§ What the exercise asks
Copy each line of the listing below exactly.

§ Material provided

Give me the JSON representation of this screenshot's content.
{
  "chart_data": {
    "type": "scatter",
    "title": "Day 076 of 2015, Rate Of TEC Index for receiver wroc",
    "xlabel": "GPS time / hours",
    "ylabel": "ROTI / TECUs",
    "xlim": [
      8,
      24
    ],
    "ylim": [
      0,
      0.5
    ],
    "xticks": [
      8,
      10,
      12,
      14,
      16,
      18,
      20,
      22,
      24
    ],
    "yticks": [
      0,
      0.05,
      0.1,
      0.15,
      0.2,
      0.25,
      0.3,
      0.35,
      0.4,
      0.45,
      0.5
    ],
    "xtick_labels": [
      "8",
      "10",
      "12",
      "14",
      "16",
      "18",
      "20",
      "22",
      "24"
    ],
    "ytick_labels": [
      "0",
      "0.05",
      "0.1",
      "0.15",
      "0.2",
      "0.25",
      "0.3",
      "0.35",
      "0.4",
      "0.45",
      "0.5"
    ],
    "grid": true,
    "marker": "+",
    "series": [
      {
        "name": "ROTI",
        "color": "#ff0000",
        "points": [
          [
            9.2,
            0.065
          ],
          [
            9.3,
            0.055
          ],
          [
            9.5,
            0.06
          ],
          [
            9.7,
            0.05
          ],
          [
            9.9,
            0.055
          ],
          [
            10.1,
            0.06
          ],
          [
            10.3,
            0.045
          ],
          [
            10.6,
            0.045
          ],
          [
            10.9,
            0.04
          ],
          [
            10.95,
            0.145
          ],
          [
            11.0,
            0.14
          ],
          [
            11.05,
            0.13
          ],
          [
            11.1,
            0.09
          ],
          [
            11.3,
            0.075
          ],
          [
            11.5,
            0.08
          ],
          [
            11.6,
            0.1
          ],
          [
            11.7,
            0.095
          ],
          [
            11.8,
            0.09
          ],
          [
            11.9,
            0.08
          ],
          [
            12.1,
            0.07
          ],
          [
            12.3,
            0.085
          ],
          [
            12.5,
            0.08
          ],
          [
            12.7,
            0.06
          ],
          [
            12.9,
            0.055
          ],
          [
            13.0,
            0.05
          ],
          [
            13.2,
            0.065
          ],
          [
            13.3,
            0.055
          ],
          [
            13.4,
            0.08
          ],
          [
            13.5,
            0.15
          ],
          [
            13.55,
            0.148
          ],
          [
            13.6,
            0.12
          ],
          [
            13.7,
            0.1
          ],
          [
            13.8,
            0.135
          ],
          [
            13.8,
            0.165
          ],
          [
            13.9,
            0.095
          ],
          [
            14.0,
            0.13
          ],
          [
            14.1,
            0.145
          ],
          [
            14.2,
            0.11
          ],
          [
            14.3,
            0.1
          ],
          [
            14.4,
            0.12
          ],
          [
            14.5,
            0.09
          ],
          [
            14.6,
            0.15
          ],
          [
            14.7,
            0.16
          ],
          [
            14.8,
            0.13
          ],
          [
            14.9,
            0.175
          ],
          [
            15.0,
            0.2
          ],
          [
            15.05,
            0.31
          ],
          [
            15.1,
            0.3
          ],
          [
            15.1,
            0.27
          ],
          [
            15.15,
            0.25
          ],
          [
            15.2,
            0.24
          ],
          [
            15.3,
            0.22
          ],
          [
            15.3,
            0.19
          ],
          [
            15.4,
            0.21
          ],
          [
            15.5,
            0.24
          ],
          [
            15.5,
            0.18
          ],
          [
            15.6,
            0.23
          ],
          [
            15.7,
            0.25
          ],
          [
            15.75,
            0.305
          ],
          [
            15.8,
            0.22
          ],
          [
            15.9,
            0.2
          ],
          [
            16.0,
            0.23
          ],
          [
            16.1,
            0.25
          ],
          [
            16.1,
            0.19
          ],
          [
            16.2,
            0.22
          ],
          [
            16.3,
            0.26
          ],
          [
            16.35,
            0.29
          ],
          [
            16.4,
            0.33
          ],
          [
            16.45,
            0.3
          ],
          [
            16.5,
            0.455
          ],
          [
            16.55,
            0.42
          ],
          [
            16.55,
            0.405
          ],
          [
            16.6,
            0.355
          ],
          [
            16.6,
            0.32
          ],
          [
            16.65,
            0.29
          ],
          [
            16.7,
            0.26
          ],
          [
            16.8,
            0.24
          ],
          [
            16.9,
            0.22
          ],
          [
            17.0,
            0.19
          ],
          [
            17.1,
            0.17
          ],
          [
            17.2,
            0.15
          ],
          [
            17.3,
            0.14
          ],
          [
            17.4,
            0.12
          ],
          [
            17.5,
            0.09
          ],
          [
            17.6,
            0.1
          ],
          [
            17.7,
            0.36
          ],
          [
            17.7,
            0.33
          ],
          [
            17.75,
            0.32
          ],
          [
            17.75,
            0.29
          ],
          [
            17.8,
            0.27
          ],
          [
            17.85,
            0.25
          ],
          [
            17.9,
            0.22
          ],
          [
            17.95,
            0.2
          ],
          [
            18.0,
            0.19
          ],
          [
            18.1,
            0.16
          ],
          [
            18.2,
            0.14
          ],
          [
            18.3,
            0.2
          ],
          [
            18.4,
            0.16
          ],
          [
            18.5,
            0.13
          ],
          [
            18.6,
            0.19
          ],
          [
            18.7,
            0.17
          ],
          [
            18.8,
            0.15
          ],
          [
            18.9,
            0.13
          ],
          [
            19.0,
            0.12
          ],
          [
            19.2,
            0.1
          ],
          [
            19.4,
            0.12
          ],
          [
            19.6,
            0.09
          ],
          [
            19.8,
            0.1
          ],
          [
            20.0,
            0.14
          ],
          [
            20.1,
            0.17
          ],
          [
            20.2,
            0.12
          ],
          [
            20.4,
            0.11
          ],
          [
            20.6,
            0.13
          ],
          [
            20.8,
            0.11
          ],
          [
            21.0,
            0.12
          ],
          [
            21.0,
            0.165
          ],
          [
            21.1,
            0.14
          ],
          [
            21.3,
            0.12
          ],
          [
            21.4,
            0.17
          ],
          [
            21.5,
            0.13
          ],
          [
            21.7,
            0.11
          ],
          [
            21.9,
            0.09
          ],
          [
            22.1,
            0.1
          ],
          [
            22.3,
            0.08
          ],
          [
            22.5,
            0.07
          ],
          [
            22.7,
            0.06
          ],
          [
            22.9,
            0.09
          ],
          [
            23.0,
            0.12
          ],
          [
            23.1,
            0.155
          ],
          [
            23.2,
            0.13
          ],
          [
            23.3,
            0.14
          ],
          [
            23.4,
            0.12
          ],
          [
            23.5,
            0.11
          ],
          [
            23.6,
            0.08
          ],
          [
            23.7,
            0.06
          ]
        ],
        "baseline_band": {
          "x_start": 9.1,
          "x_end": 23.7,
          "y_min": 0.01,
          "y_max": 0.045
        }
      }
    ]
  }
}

§ Worked solution
Give me the JSON representation of this screenshot's content.
{
  "chart_data": {
    "type": "scatter",
    "title": "Day 076 of 2015, Rate Of TEC Index for receiver wroc",
    "xlabel": "GPS time / hours",
    "ylabel": "ROTI / TECUs",
    "xlim": [
      8,
      24
    ],
    "ylim": [
      0,
      0.5
    ],
    "xticks": [
      8,
      10,
      12,
      14,
      16,
      18,
      20,
      22,
      24
    ],
    "yticks": [
      0,
      0.05,
      0.1,
      0.15,
      0.2,
      0.25,
      0.3,
      0.35,
      0.4,
      0.45,
      0.5
    ],
    "xtick_labels": [
      "8",
      "10",
      "12",
      "14",
      "16",
      "18",
      "20",
      "22",
      "24"
    ],
    "ytick_labels": [
      "0",
      "0.05",
      "0.1",
      "0.15",
      "0.2",
      "0.25",
      "0.3",
      "0.35",
      "0.4",
      "0.45",
      "0.5"
    ],
    "grid": true,
    "marker": "+",
    "series": [
      {
        "name": "ROTI",
        "color": "#ff0000",
        "points": [
          [
            9.2,
            0.065
          ],
          [
            9.3,
            0.055
          ],
          [
            9.5,
            0.06
          ],
          [
            9.7,
            0.05
          ],
          [
            9.9,
            0.055
          ],
          [
            10.1,
            0.06
          ],
          [
            10.3,
            0.045
          ],
          [
            10.6,
            0.045
          ],
          [
            10.9,
            0.04
          ],
          [
            10.95,
            0.145
          ],
          [
            11.0,
            0.14
          ],
          [
            11.05,
            0.13
          ],
          [
            11.1,
            0.09
          ],
          [
            11.3,
            0.075
          ],
          [
            11.5,
            0.08
          ],
          [
            11.6,
            0.1
          ],
          [
            11.7,
            0.095
          ],
          [
            11.8,
            0.09
          ],
          [
            11.9,
            0.08
          ],
          [
            12.1,
            0.07
          ],
          [
            12.3,
            0.085
          ],
          [
            12.5,
            0.08
          ],
          [
            12.7,
            0.06
          ],
          [
            12.9,
            0.055
          ],
          [
            13.0,
            0.05
          ],
          [
            13.2,
            0.065
          ],
          [
            13.3,
            0.055
          ],
          [
            13.4,
            0.08
          ],
          [
            13.5,
            0.15
          ],
          [
            13.55,
            0.148
          ],
          [
            13.6,
            0.12
          ],
          [
            13.7,
            0.1
          ],
          [
            13.8,
            0.135
          ],
          [
            13.8,
            0.165
          ],
          [
            13.9,
            0.095
          ],
          [
            14.0,
            0.13
          ],
          [
            14.1,
            0.145
          ],
          [
            14.2,
            0.11
          ],
          [
            14.3,
            0.1
          ],
          [
            14.4,
            0.12
          ],
          [
            14.5,
            0.09
          ],
          [
            14.6,
            0.15
          ],
          [
            14.7,
            0.16
          ],
          [
            14.8,
            0.13
          ],
          [
            14.9,
            0.175
          ],
          [
            15.0,
            0.2
          ],
          [
            15.05,
            0.31
          ],
          [
            15.1,
            0.3
          ],
          [
            15.1,
            0.27
          ],
          [
            15.15,
            0.25
          ],
          [
            15.2,
            0.24
          ],
          [
            15.3,
            0.22
          ],
          [
            15.3,
            0.19
          ],
          [
            15.4,
            0.21
          ],
          [
            15.5,
            0.24
          ],
          [
            15.5,
            0.18
          ],
          [
            15.6,
            0.23
          ],
          [
            15.7,
            0.25
          ],
          [
            15.75,
            0.305
          ],
          [
            15.8,
            0.22
          ],
          [
            15.9,
            0.2
          ],
          [
            16.0,
            0.23
          ],
          [
            16.1,
            0.25
          ],
          [
            16.1,
            0.19
          ],
          [
            16.2,
            0.22
          ],
          [
            16.3,
            0.26
          ],
          [
            16.35,
            0.29
          ],
          [
            16.4,
            0.33
          ],
          [
            16.45,
            0.3
          ],
          [
            16.5,
            0.455
          ],
          [
            16.55,
            0.42
          ],
          [
            16.55,
            0.405
          ],
          [
            16.6,
            0.355
          ],
          [
            16.6,
            0.32
          ],
          [
            16.65,
            0.29
          ],
          [
            16.7,
            0.26
          ],
          [
            16.8,
            0.24
          ],
          [
            16.9,
            0.22
          ],
          [
            17.0,
            0.19
          ],
          [
            17.1,
            0.17
          ],
          [
            17.2,
            0.15
          ],
          [
            17.3,
            0.14
          ],
          [
            17.4,
            0.12
          ],
          [
            17.5,
            0.09
          ],
          [
            17.6,
            0.1
          ],
          [
            17.7,
            0.36
          ],
          [
            17.7,
            0.33
          ],
          [
            17.75,
            0.32
          ],
          [
            17.75,
            0.29
          ],
          [
            17.8,
            0.27
          ],
          [
            17.85,
            0.25
          ],
          [
            17.9,
            0.22
          ],
          [
            17.95,
            0.2
          ],
          [
            18.0,
            0.19
          ],
          [
            18.1,
            0.16
          ],
          [
            18.2,
            0.14
          ],
          [
            18.3,
            0.2
          ],
          [
            18.4,
            0.16
          ],
          [
            18.5,
            0.13
          ],
          [
            18.6,
            0.19
          ],
          [
            18.7,
            0.17
          ],
          [
            18.8,
            0.15
          ],
          [
            18.9,
            0.13
          ],
          [
            19.0,
            0.12
          ],
          [
            19.2,
            0.1
          ],
          [
            19.4,
            0.12
          ],
          [
            19.6,
            0.09
          ],
          [
            19.8,
            0.1
          ],
          [
            20.0,
            0.14
          ],
          [
            20.1,
            0.17
          ],
          [
            20.2,
            0.12
          ],
          [
            20.4,
            0.11
          ],
          [
            20.6,
            0.13
          ],
          [
            20.8,
            0.11
          ],
          [
            21.0,
            0.12
          ],
          [
            21.0,
            0.165
          ],
          [
            21.1,
            0.14
          ],
          [
            21.3,
            0.12
          ],
          [
            21.4,
            0.17
          ],
          [
            21.5,
            0.13
          ],
          [
            21.7,
            0.11
          ],
          [
            21.9,
            0.09
          ],
          [
            22.1,
            0.1
          ],
          [
            22.3,
            0.08
          ],
          [
            22.5,
            0.07
          ],
          [
            22.7,
            0.06
          ],
          [
            22.9,
            0.09
          ],
          [
            23.0,
            0.12
          ],
          [
            23.1,
            0.155
          ],
          [
            23.2,
            0.13
          ],
          [
            23.3,
            0.14
          ],
          [
            23.4,
            0.12
          ],
          [
            23.5,
            0.11
          ],
          [
            23.6,
            0.08
          ],
          [
            23.7,
            0.06
          ]
        ],
        "baseline_band": {
          "x_start": 9.1,
          "x_end": 23.7,
          "y_min": 0.01,
          "y_max": 0.045
        }
      }
    ]
  }
}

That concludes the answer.